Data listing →
━━━━
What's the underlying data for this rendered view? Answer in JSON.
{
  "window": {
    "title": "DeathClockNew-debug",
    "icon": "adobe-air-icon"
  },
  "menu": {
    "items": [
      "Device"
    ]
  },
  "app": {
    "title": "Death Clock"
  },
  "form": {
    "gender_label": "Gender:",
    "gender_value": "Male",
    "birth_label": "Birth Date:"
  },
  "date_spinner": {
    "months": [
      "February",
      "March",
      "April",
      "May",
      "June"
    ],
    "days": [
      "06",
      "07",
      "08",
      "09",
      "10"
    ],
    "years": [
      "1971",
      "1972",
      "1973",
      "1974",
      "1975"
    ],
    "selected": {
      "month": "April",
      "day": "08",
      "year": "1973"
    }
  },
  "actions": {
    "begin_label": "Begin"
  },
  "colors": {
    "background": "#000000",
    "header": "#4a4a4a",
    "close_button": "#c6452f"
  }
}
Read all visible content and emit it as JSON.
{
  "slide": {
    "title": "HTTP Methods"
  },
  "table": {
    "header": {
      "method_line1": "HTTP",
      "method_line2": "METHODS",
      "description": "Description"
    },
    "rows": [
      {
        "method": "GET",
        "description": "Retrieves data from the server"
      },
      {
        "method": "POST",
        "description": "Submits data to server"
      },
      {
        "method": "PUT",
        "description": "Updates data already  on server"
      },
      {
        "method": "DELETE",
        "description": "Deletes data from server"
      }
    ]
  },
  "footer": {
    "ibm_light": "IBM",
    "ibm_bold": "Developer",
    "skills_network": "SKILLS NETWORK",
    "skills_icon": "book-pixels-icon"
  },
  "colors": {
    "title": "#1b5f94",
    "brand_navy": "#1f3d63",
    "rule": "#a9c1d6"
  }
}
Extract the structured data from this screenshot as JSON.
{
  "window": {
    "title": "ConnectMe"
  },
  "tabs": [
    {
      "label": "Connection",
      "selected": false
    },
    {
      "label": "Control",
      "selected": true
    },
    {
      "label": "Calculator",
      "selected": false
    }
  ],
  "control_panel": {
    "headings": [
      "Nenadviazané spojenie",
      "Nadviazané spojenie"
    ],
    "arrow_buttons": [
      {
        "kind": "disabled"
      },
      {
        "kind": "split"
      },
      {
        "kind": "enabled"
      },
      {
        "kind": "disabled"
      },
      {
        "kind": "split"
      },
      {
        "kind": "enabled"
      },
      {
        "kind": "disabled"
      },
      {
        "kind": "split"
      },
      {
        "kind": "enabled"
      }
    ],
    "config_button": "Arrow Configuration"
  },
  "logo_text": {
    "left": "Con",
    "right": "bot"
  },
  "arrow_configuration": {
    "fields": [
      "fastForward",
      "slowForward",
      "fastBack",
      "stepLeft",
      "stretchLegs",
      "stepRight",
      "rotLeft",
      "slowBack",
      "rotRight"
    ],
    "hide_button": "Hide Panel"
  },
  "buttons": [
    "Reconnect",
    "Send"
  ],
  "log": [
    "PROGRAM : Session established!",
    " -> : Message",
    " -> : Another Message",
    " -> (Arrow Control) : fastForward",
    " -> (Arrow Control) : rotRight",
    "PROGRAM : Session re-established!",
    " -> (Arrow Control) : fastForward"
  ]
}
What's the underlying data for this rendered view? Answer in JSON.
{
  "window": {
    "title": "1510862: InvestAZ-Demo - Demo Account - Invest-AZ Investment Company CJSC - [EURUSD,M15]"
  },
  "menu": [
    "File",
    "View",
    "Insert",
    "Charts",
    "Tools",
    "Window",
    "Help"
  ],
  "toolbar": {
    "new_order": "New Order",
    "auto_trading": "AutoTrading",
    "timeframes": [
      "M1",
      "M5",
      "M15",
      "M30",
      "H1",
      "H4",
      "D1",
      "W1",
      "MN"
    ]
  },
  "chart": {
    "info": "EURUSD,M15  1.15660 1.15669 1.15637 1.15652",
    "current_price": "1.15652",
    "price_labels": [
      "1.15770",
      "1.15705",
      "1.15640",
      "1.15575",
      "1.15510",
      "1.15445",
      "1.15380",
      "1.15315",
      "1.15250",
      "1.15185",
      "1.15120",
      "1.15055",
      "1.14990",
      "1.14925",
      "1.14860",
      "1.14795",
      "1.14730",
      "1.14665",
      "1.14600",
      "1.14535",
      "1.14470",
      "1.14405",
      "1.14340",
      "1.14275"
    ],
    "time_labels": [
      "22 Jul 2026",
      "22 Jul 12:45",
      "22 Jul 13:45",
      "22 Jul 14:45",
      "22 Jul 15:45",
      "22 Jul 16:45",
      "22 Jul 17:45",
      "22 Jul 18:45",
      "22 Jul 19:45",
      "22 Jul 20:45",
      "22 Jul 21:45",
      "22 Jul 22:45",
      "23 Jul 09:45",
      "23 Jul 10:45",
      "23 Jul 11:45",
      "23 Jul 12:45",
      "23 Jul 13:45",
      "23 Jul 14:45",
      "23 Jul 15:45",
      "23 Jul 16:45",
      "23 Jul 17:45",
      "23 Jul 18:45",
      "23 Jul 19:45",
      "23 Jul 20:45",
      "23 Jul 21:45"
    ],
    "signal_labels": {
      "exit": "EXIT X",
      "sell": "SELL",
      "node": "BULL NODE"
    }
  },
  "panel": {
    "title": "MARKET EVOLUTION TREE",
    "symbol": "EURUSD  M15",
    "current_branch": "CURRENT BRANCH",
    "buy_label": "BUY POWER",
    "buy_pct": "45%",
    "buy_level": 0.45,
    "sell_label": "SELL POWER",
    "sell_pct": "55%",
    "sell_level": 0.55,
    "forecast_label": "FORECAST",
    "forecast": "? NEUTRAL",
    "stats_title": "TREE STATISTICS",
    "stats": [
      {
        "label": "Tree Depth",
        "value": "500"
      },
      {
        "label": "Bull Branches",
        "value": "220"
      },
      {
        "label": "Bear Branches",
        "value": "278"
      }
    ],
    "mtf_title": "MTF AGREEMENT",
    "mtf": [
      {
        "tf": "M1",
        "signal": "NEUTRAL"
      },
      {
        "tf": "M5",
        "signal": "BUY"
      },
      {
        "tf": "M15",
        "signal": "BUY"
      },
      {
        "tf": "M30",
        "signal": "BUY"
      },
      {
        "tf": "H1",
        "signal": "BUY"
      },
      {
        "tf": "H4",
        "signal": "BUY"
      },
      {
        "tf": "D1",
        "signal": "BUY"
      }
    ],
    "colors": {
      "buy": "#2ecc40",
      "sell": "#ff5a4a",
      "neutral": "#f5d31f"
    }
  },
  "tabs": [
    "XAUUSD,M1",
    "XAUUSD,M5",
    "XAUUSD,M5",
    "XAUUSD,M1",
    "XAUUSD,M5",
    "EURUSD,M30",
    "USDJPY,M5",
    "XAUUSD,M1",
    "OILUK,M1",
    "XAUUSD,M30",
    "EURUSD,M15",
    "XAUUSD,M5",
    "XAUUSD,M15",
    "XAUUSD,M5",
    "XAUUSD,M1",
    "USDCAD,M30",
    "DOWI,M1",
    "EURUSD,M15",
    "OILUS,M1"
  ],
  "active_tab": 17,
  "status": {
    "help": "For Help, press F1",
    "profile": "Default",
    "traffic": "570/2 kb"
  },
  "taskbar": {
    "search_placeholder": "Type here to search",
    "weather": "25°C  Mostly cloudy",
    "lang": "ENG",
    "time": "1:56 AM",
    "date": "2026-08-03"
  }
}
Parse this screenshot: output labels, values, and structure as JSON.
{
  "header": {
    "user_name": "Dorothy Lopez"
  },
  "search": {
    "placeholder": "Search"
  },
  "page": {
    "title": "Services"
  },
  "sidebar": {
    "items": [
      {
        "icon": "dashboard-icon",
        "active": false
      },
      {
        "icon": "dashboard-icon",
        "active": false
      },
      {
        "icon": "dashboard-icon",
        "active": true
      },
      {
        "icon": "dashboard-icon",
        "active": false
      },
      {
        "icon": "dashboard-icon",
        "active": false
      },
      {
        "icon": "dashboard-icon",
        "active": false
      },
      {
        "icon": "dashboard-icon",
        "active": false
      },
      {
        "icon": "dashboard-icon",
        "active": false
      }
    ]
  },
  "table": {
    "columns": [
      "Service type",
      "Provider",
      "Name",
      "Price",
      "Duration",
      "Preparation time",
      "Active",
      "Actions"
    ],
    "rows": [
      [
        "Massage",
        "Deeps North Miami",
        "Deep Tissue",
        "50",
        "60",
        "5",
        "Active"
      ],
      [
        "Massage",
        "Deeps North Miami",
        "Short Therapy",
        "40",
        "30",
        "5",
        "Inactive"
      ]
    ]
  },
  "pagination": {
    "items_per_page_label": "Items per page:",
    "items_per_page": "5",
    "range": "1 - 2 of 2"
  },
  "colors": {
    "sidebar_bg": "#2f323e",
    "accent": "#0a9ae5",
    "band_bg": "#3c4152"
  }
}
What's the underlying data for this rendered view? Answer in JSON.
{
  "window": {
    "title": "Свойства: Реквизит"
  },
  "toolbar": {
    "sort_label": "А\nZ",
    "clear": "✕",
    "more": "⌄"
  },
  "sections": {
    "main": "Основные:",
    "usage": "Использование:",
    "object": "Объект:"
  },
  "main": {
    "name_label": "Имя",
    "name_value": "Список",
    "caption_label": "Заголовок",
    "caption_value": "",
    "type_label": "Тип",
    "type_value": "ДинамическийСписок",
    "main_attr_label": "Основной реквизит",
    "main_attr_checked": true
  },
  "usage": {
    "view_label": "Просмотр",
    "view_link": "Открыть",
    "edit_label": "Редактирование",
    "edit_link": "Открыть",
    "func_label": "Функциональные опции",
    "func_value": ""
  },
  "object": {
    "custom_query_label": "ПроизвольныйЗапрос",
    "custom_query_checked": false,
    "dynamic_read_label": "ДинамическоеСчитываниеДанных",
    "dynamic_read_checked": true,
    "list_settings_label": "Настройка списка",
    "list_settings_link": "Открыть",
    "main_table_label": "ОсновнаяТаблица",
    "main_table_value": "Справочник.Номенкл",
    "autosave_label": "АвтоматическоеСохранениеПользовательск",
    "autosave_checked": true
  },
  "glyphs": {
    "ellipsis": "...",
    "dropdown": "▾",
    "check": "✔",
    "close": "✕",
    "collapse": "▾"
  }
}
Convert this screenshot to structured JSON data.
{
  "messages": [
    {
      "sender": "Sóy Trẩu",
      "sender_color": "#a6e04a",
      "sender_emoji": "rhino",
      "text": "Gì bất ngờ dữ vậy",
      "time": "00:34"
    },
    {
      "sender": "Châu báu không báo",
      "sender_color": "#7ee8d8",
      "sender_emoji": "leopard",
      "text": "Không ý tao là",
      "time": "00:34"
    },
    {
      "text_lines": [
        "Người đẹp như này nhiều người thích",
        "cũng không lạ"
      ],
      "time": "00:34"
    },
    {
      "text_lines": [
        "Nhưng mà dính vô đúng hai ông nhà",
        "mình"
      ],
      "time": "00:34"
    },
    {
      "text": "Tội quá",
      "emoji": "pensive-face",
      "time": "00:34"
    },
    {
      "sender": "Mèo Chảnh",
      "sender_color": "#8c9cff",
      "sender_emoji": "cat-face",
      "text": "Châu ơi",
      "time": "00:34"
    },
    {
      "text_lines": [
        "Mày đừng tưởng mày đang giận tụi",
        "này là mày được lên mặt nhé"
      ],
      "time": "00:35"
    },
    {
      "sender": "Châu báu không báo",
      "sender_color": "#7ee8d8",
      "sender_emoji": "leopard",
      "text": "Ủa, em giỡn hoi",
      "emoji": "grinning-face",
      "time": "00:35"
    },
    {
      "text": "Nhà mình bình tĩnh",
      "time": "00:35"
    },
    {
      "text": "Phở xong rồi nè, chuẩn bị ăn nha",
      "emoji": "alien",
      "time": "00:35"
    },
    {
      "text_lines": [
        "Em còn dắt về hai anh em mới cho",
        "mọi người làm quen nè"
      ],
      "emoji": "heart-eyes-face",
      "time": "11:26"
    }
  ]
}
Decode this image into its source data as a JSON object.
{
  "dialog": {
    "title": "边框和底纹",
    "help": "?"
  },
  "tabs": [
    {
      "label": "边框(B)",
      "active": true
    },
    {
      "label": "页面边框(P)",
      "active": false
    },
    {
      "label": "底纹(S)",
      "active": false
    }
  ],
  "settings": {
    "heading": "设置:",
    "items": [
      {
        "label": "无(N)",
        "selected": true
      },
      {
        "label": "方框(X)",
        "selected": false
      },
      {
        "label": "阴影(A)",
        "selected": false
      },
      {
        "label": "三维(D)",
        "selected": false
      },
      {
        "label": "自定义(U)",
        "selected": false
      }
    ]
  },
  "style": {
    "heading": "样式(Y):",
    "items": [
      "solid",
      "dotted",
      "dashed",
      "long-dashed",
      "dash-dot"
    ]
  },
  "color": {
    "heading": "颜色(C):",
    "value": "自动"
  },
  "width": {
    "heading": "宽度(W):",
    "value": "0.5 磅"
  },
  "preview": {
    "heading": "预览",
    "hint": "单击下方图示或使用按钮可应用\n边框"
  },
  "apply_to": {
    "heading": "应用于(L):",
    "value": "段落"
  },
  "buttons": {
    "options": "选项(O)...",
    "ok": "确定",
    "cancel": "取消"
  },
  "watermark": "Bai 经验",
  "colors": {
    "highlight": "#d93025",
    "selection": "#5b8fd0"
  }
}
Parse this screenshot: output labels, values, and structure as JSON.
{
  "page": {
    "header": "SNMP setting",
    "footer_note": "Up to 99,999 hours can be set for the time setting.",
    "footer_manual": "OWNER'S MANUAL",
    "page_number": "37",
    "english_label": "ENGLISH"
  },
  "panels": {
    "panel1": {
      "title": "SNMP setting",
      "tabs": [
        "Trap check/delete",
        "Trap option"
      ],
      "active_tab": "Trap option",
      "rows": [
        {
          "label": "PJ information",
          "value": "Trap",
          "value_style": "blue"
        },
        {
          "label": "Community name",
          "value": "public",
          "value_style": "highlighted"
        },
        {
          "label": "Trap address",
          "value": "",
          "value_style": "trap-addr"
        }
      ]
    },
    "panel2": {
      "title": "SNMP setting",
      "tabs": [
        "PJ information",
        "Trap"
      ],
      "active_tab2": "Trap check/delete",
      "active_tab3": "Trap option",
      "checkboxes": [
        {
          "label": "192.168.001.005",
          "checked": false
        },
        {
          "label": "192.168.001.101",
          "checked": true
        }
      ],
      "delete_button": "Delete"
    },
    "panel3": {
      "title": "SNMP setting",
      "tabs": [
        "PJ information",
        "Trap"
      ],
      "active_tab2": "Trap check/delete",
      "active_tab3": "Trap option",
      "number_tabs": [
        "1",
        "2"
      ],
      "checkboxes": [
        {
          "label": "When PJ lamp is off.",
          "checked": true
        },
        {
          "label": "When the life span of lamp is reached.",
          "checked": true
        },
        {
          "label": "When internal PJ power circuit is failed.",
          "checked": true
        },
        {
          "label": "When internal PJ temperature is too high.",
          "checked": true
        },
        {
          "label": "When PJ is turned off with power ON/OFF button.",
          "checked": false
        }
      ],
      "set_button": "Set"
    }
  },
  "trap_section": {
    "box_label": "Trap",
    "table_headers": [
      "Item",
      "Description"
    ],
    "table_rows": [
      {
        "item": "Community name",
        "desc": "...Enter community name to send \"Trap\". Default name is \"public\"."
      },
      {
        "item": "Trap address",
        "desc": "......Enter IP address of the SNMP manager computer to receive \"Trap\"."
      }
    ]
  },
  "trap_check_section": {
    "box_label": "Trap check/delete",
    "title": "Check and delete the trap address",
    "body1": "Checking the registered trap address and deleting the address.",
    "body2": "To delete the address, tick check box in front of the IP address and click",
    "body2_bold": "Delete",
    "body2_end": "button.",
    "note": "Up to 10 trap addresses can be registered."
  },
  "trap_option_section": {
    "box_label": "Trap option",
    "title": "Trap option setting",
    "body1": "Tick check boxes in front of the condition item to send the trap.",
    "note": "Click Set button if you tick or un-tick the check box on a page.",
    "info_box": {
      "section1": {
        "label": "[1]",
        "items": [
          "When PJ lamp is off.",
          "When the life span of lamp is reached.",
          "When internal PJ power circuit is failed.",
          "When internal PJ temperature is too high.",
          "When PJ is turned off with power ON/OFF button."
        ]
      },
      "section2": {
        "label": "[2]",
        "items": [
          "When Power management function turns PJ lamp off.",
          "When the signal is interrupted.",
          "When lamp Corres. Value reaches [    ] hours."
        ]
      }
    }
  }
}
━━━━
DIRECTIONS FOR THIS TASK → From the data above, pick out each line containing "Branches" and copy it.

PROBLEM SOLUTION →
        "label": "Bull Branches",
        "label": "Bear Branches",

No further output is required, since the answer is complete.